◆ **Stated exercise**
Repeat every record exactly, but keep images out of the copy.

───── Material for the task

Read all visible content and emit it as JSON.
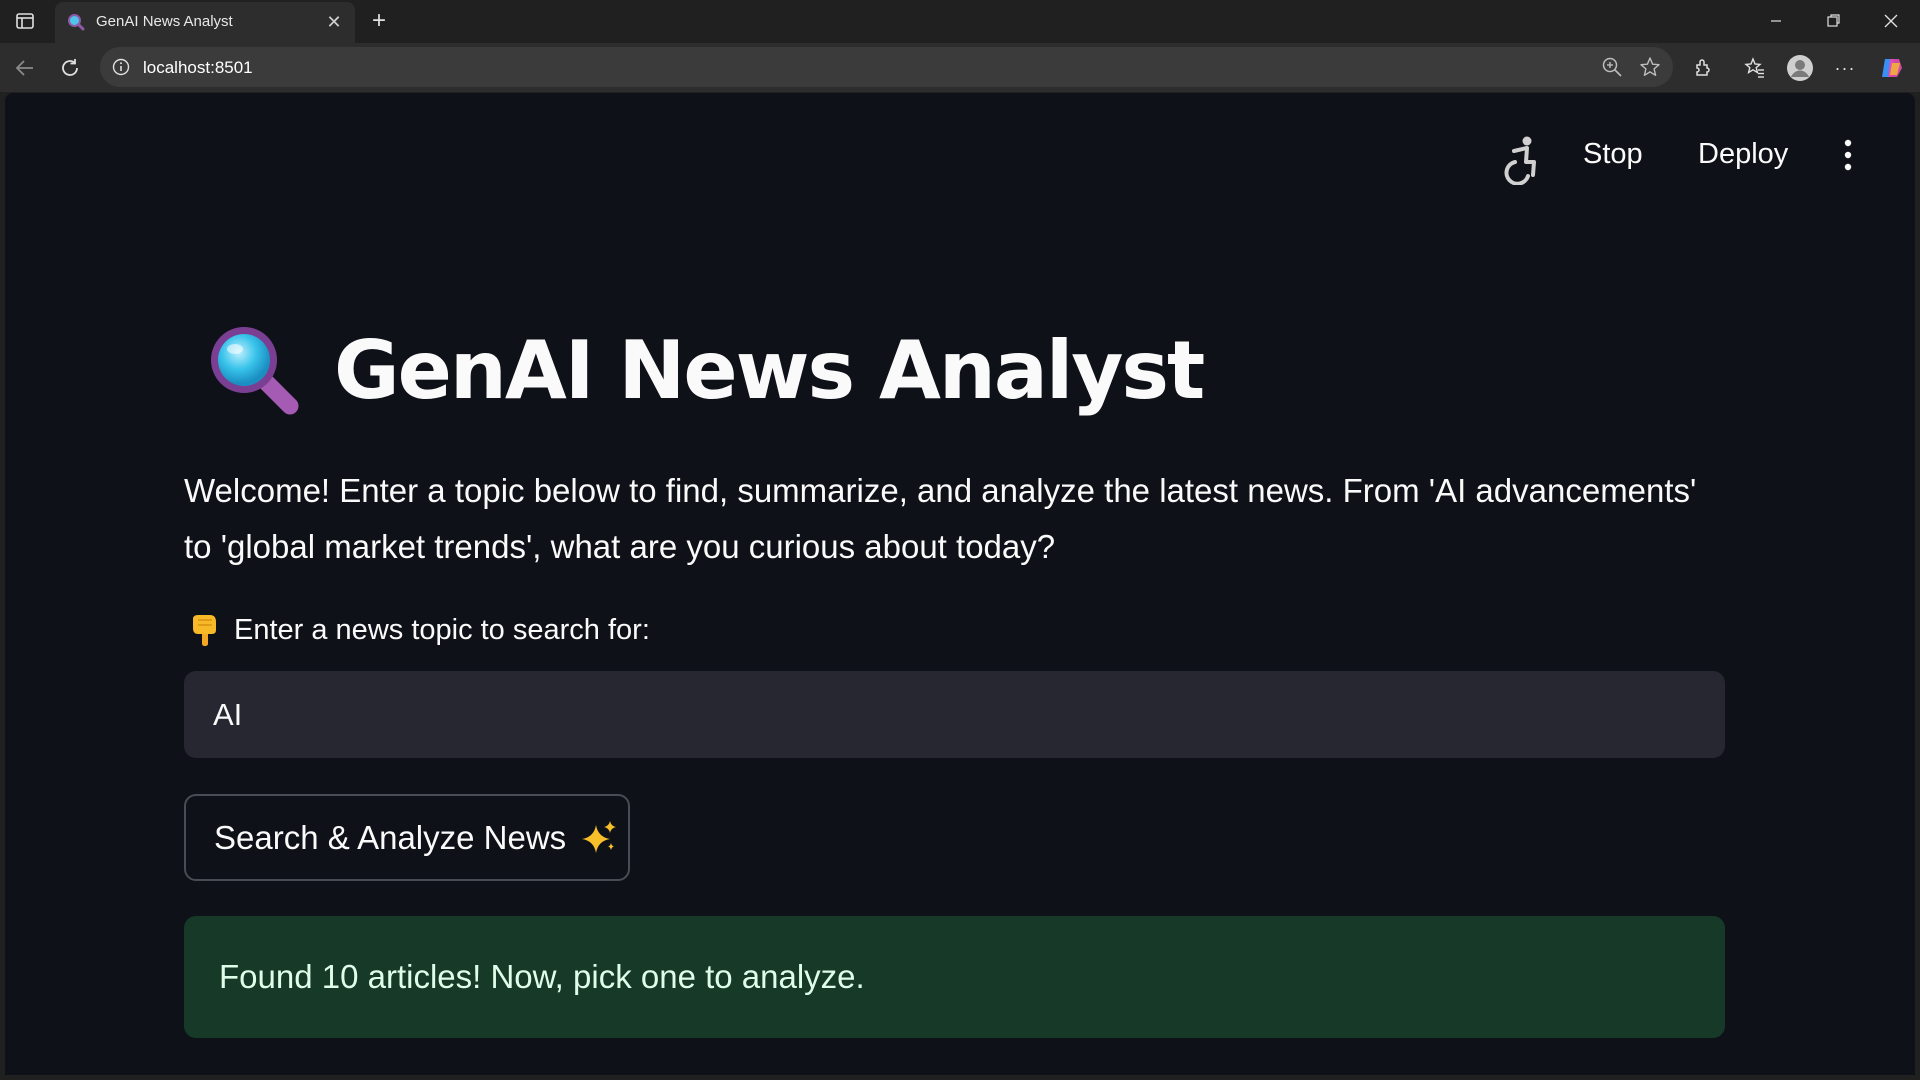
{
  "browser": {
    "tab_title": "GenAI News Analyst",
    "url": "localhost:8501",
    "new_tab_symbol": "+",
    "close_symbol": "✕"
  },
  "header": {
    "stop_label": "Stop",
    "deploy_label": "Deploy"
  },
  "main": {
    "title": "GenAI News Analyst",
    "welcome_text": "Welcome! Enter a topic below to find, summarize, and analyze the latest news. From 'AI advancements' to 'global market trends', what are you curious about today?",
    "input_label": "Enter a news topic to search for:",
    "input_value": "AI",
    "button_label": "Search & Analyze News",
    "success_message": "Found 10 articles! Now, pick one to analyze."
  },
  "icons": {
    "title": "magnifying-glass-icon",
    "input_label": "pointing-down-hand-icon",
    "button": "sparkles-icon"
  },
  "colors": {
    "app_background": "#0e1117",
    "input_background": "#262730",
    "success_background": "#173928",
    "success_text": "#dffde9",
    "text": "#fafafa"
  }
}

──────────

◆ **Task output**
Read all visible content and emit it as JSON.
{
  "browser": {
    "tab_title": "GenAI News Analyst",
    "url": "localhost:8501",
    "new_tab_symbol": "+",
    "close_symbol": "✕"
  },
  "header": {
    "stop_label": "Stop",
    "deploy_label": "Deploy"
  },
  "main": {
    "title": "GenAI News Analyst",
    "welcome_text": "Welcome! Enter a topic below to find, summarize, and analyze the latest news. From 'AI advancements' to 'global market trends', what are you curious about today?",
    "input_label": "Enter a news topic to search for:",
    "input_value": "AI",
    "button_label": "Search & Analyze News",
    "success_message": "Found 10 articles! Now, pick one to analyze."
  },
  "icons": {
    "title": "magnifying-glass-icon",
    "input_label": "pointing-down-hand-icon",
    "button": "sparkles-icon"
  },
  "colors": {
    "app_background": "#0e1117",
    "input_background": "#262730",
    "success_background": "#173928",
    "success_text": "#dffde9",
    "text": "#fafafa"
  }
}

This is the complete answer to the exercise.